* Begin Exercise input *

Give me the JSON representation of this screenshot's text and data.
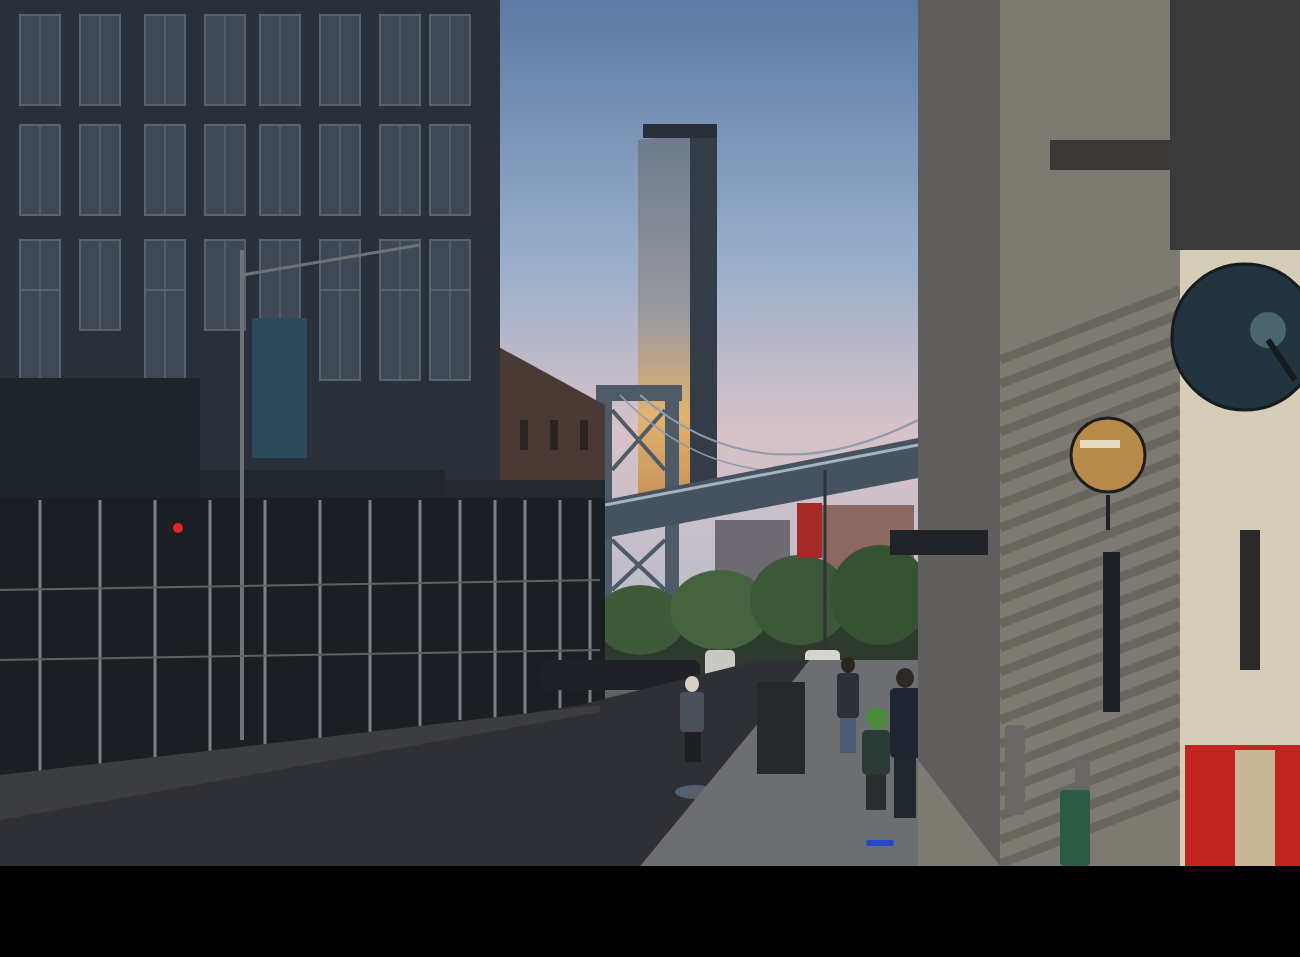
{
  "photo": {
    "kind": "street-scene"
  }
}
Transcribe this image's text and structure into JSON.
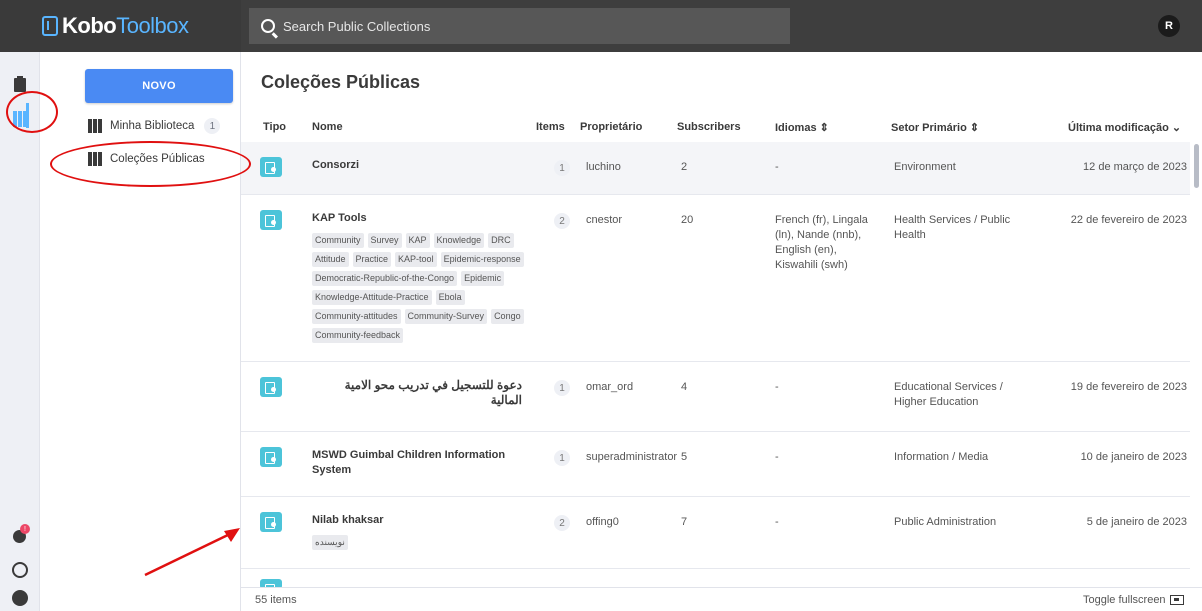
{
  "app": {
    "logo_kobo": "Kobo",
    "logo_toolbox": "Toolbox",
    "search_placeholder": "Search Public Collections",
    "avatar_initial": "R"
  },
  "sidebar": {
    "new_button": "NOVO",
    "items": [
      {
        "label": "Minha Biblioteca",
        "count": "1"
      },
      {
        "label": "Coleções Públicas"
      }
    ]
  },
  "main": {
    "title": "Coleções Públicas",
    "columns": {
      "tipo": "Tipo",
      "nome": "Nome",
      "items": "Items",
      "proprietario": "Proprietário",
      "subscribers": "Subscribers",
      "idiomas": "Idiomas",
      "setor": "Setor Primário",
      "modificacao": "Última modificação"
    },
    "rows": [
      {
        "name": "Consorzi",
        "tags": [],
        "items": "1",
        "owner": "luchino",
        "subscribers": "2",
        "languages": "-",
        "sector": "Environment",
        "modified": "12 de março de 2023"
      },
      {
        "name": "KAP Tools",
        "tags": [
          "Community",
          "Survey",
          "KAP",
          "Knowledge",
          "DRC",
          "Attitude",
          "Practice",
          "KAP-tool",
          "Epidemic-response",
          "Democratic-Republic-of-the-Congo",
          "Epidemic",
          "Knowledge-Attitude-Practice",
          "Ebola",
          "Community-attitudes",
          "Community-Survey",
          "Congo",
          "Community-feedback"
        ],
        "items": "2",
        "owner": "cnestor",
        "subscribers": "20",
        "languages": "French (fr), Lingala (ln), Nande (nnb), English (en), Kiswahili (swh)",
        "sector": "Health Services / Public Health",
        "modified": "22 de fevereiro de 2023"
      },
      {
        "name": "دعوة للتسجيل في تدريب محو الامية المالية",
        "tags": [],
        "items": "1",
        "owner": "omar_ord",
        "subscribers": "4",
        "languages": "-",
        "sector": "Educational Services / Higher Education",
        "modified": "19 de fevereiro de 2023"
      },
      {
        "name": "MSWD Guimbal Children Information System",
        "tags": [],
        "items": "1",
        "owner": "superadministrator",
        "subscribers": "5",
        "languages": "-",
        "sector": "Information / Media",
        "modified": "10 de janeiro de 2023"
      },
      {
        "name": "Nilab khaksar",
        "tags": [
          "نويسنده"
        ],
        "items": "2",
        "owner": "offing0",
        "subscribers": "7",
        "languages": "-",
        "sector": "Public Administration",
        "modified": "5 de janeiro de 2023"
      }
    ]
  },
  "footer": {
    "count": "55 items",
    "toggle": "Toggle fullscreen"
  },
  "colors": {
    "accent": "#59b5ff",
    "new_button": "#4a8af3",
    "type_icon": "#4cc4d9",
    "annotation": "#e01010"
  }
}
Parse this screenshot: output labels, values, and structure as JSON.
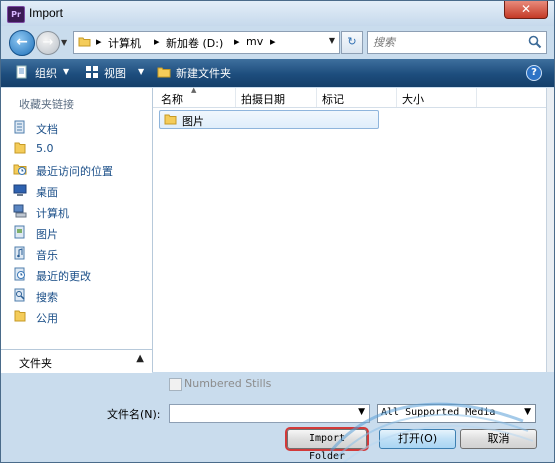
{
  "window": {
    "title": "Import",
    "app_icon": "Pr",
    "close": "✕"
  },
  "address": {
    "crumbs": [
      "计算机",
      "新加卷 (D:)",
      "mv"
    ],
    "search_placeholder": "搜索"
  },
  "toolbar": {
    "organize": "组织",
    "views": "视图",
    "new_folder": "新建文件夹",
    "help": "?"
  },
  "nav": {
    "favorites_header": "收藏夹链接",
    "items": [
      {
        "label": "文档",
        "icon": "documents-icon"
      },
      {
        "label": "5.0",
        "icon": "folder-icon"
      },
      {
        "label": "最近访问的位置",
        "icon": "recent-places-icon"
      },
      {
        "label": "桌面",
        "icon": "desktop-icon"
      },
      {
        "label": "计算机",
        "icon": "computer-icon"
      },
      {
        "label": "图片",
        "icon": "pictures-icon"
      },
      {
        "label": "音乐",
        "icon": "music-icon"
      },
      {
        "label": "最近的更改",
        "icon": "recent-changes-icon"
      },
      {
        "label": "搜索",
        "icon": "search-icon"
      },
      {
        "label": "公用",
        "icon": "folder-icon"
      }
    ],
    "folders_label": "文件夹"
  },
  "columns": [
    "名称",
    "拍摄日期",
    "标记",
    "大小"
  ],
  "files": [
    {
      "name": "图片",
      "icon": "folder-icon"
    }
  ],
  "bottom": {
    "numbered_stills": "Numbered Stills",
    "filename_label": "文件名(N):",
    "filename_value": "",
    "filetype": "All Supported Media",
    "import_folder": "Import Folder",
    "open": "打开(O)",
    "cancel": "取消"
  },
  "colors": {
    "accent": "#1d4d7d",
    "highlight": "#d23a3a"
  }
}
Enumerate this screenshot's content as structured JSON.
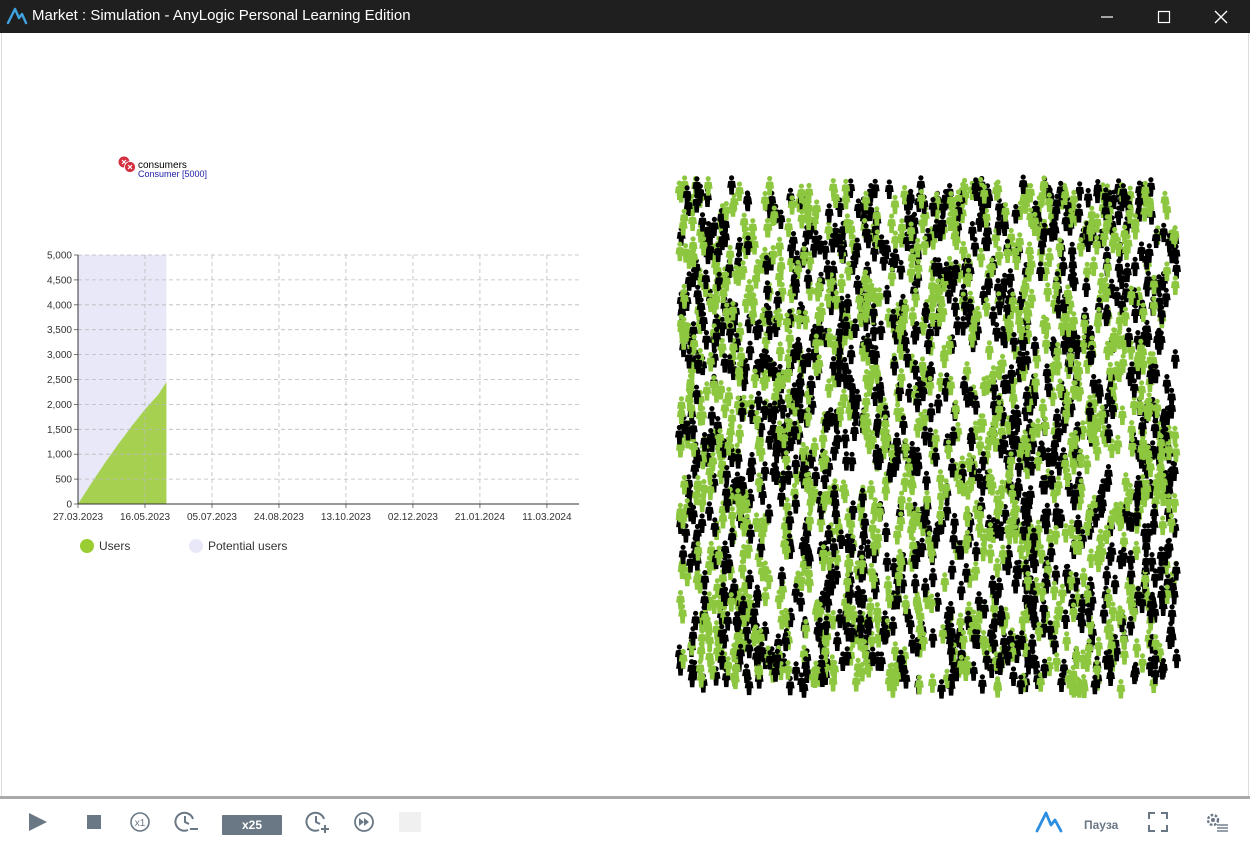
{
  "window": {
    "title": "Market : Simulation - AnyLogic Personal Learning Edition",
    "icon": "anylogic-logo-icon",
    "controls": [
      "minimize-icon",
      "maximize-icon",
      "close-icon"
    ]
  },
  "agent_population": {
    "name": "consumers",
    "type_label": "Consumer [5000]",
    "icon": "agent-population-icon",
    "icon_color": "#d32f3f"
  },
  "chart_data": {
    "type": "area",
    "y_ticks": [
      "0",
      "500",
      "1,000",
      "1,500",
      "2,000",
      "2,500",
      "3,000",
      "3,500",
      "4,000",
      "4,500",
      "5,000"
    ],
    "ylim": [
      0,
      5000
    ],
    "x_ticks": [
      "27.03.2023",
      "16.05.2023",
      "05.07.2023",
      "24.08.2023",
      "13.10.2023",
      "02.12.2023",
      "21.01.2024",
      "11.03.2024"
    ],
    "x_start": "27.03.2023",
    "grid": true,
    "legend_position": "bottom",
    "series": [
      {
        "name": "Users",
        "color": "#9acd32",
        "x": [
          "27.03.2023",
          "06.04.2023",
          "16.04.2023",
          "26.04.2023",
          "06.05.2023",
          "16.05.2023",
          "26.05.2023",
          "01.06.2023"
        ],
        "values": [
          0,
          420,
          820,
          1200,
          1560,
          1900,
          2200,
          2450
        ]
      },
      {
        "name": "Potential users",
        "color": "#e8e8f8",
        "x": [
          "27.03.2023",
          "06.04.2023",
          "16.04.2023",
          "26.04.2023",
          "06.05.2023",
          "16.05.2023",
          "26.05.2023",
          "01.06.2023"
        ],
        "values": [
          5000,
          5000,
          5000,
          5000,
          5000,
          5000,
          5000,
          5000
        ]
      }
    ]
  },
  "legend": [
    {
      "label": "Users",
      "color": "#9acd32"
    },
    {
      "label": "Potential users",
      "color": "#e8e8f8"
    }
  ],
  "crowd": {
    "colors": {
      "user": "#8dc63f",
      "potential": "#000000"
    }
  },
  "toolbar": {
    "speed_label": "x25",
    "pause_label": "Пауза",
    "icons": [
      "run-icon",
      "stop-icon",
      "realtime-x1-icon",
      "slow-down-icon",
      "speed-up-icon",
      "virtual-time-icon",
      "anylogic-logo-icon",
      "fullscreen-icon",
      "settings-icon"
    ],
    "accent": "#6a7785"
  }
}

* End Exercise input *

Set task: Keep the pictures out of the copy and return the rest of the data above exactly.

The response:
Give me the JSON representation of this screenshot's text and data.
{
  "photo": {
    "kind": "street-scene"
  }
}
Transcribe this image's text and structure into JSON.
{
  "app": {
    "logo_kobo": "Kobo",
    "logo_toolbox": "Toolbox",
    "search_placeholder": "Search Public Collections",
    "avatar_initial": "R"
  },
  "sidebar": {
    "new_button": "NOVO",
    "items": [
      {
        "label": "Minha Biblioteca",
        "count": "1"
      },
      {
        "label": "Coleções Públicas"
      }
    ]
  },
  "main": {
    "title": "Coleções Públicas",
    "columns": {
      "tipo": "Tipo",
      "nome": "Nome",
      "items": "Items",
      "proprietario": "Proprietário",
      "subscribers": "Subscribers",
      "idiomas": "Idiomas",
      "setor": "Setor Primário",
      "modificacao": "Última modificação"
    },
    "rows": [
      {
        "name": "Consorzi",
        "tags": [],
        "items": "1",
        "owner": "luchino",
        "subscribers": "2",
        "languages": "-",
        "sector": "Environment",
        "modified": "12 de março de 2023"
      },
      {
        "name": "KAP Tools",
        "tags": [
          "Community",
          "Survey",
          "KAP",
          "Knowledge",
          "DRC",
          "Attitude",
          "Practice",
          "KAP-tool",
          "Epidemic-response",
          "Democratic-Republic-of-the-Congo",
          "Epidemic",
          "Knowledge-Attitude-Practice",
          "Ebola",
          "Community-attitudes",
          "Community-Survey",
          "Congo",
          "Community-feedback"
        ],
        "items": "2",
        "owner": "cnestor",
        "subscribers": "20",
        "languages": "French (fr), Lingala (ln), Nande (nnb), English (en), Kiswahili (swh)",
        "sector": "Health Services / Public Health",
        "modified": "22 de fevereiro de 2023"
      },
      {
        "name": "دعوة للتسجيل في تدريب محو الامية المالية",
        "tags": [],
        "items": "1",
        "owner": "omar_ord",
        "subscribers": "4",
        "languages": "-",
        "sector": "Educational Services / Higher Education",
        "modified": "19 de fevereiro de 2023"
      },
      {
        "name": "MSWD Guimbal Children Information System",
        "tags": [],
        "items": "1",
        "owner": "superadministrator",
        "subscribers": "5",
        "languages": "-",
        "sector": "Information / Media",
        "modified": "10 de janeiro de 2023"
      },
      {
        "name": "Nilab khaksar",
        "tags": [
          "نويسنده"
        ],
        "items": "2",
        "owner": "offing0",
        "subscribers": "7",
        "languages": "-",
        "sector": "Public Administration",
        "modified": "5 de janeiro de 2023"
      }
    ]
  },
  "footer": {
    "count": "55 items",
    "toggle": "Toggle fullscreen"
  },
  "colors": {
    "accent": "#59b5ff",
    "new_button": "#4a8af3",
    "type_icon": "#4cc4d9",
    "annotation": "#e01010"
  }
}
Parse this screenshot: output labels, values, and structure as JSON.
{
  "window": {
    "title": "Import",
    "app_icon": "Pr",
    "close": "✕"
  },
  "address": {
    "crumbs": [
      "计算机",
      "新加卷 (D:)",
      "mv"
    ],
    "search_placeholder": "搜索"
  },
  "toolbar": {
    "organize": "组织",
    "views": "视图",
    "new_folder": "新建文件夹",
    "help": "?"
  },
  "nav": {
    "favorites_header": "收藏夹链接",
    "items": [
      {
        "label": "文档",
        "icon": "documents-icon"
      },
      {
        "label": "5.0",
        "icon": "folder-icon"
      },
      {
        "label": "最近访问的位置",
        "icon": "recent-places-icon"
      },
      {
        "label": "桌面",
        "icon": "desktop-icon"
      },
      {
        "label": "计算机",
        "icon": "computer-icon"
      },
      {
        "label": "图片",
        "icon": "pictures-icon"
      },
      {
        "label": "音乐",
        "icon": "music-icon"
      },
      {
        "label": "最近的更改",
        "icon": "recent-changes-icon"
      },
      {
        "label": "搜索",
        "icon": "search-icon"
      },
      {
        "label": "公用",
        "icon": "folder-icon"
      }
    ],
    "folders_label": "文件夹"
  },
  "columns": [
    "名称",
    "拍摄日期",
    "标记",
    "大小"
  ],
  "files": [
    {
      "name": "图片",
      "icon": "folder-icon"
    }
  ],
  "bottom": {
    "numbered_stills": "Numbered Stills",
    "filename_label": "文件名(N):",
    "filename_value": "",
    "filetype": "All Supported Media",
    "import_folder": "Import Folder",
    "open": "打开(O)",
    "cancel": "取消"
  },
  "colors": {
    "accent": "#1d4d7d",
    "highlight": "#d23a3a"
  }
}
Enumerate this screenshot's content as structured JSON.
{
  "window": {
    "title": "Market : Simulation - AnyLogic Personal Learning Edition",
    "icon": "anylogic-logo-icon",
    "controls": [
      "minimize-icon",
      "maximize-icon",
      "close-icon"
    ]
  },
  "agent_population": {
    "name": "consumers",
    "type_label": "Consumer [5000]",
    "icon": "agent-population-icon",
    "icon_color": "#d32f3f"
  },
  "chart_data": {
    "type": "area",
    "y_ticks": [
      "0",
      "500",
      "1,000",
      "1,500",
      "2,000",
      "2,500",
      "3,000",
      "3,500",
      "4,000",
      "4,500",
      "5,000"
    ],
    "ylim": [
      0,
      5000
    ],
    "x_ticks": [
      "27.03.2023",
      "16.05.2023",
      "05.07.2023",
      "24.08.2023",
      "13.10.2023",
      "02.12.2023",
      "21.01.2024",
      "11.03.2024"
    ],
    "x_start": "27.03.2023",
    "grid": true,
    "legend_position": "bottom",
    "series": [
      {
        "name": "Users",
        "color": "#9acd32",
        "x": [
          "27.03.2023",
          "06.04.2023",
          "16.04.2023",
          "26.04.2023",
          "06.05.2023",
          "16.05.2023",
          "26.05.2023",
          "01.06.2023"
        ],
        "values": [
          0,
          420,
          820,
          1200,
          1560,
          1900,
          2200,
          2450
        ]
      },
      {
        "name": "Potential users",
        "color": "#e8e8f8",
        "x": [
          "27.03.2023",
          "06.04.2023",
          "16.04.2023",
          "26.04.2023",
          "06.05.2023",
          "16.05.2023",
          "26.05.2023",
          "01.06.2023"
        ],
        "values": [
          5000,
          5000,
          5000,
          5000,
          5000,
          5000,
          5000,
          5000
        ]
      }
    ]
  },
  "legend": [
    {
      "label": "Users",
      "color": "#9acd32"
    },
    {
      "label": "Potential users",
      "color": "#e8e8f8"
    }
  ],
  "crowd": {
    "colors": {
      "user": "#8dc63f",
      "potential": "#000000"
    }
  },
  "toolbar": {
    "speed_label": "x25",
    "pause_label": "Пауза",
    "icons": [
      "run-icon",
      "stop-icon",
      "realtime-x1-icon",
      "slow-down-icon",
      "speed-up-icon",
      "virtual-time-icon",
      "anylogic-logo-icon",
      "fullscreen-icon",
      "settings-icon"
    ],
    "accent": "#6a7785"
  }
}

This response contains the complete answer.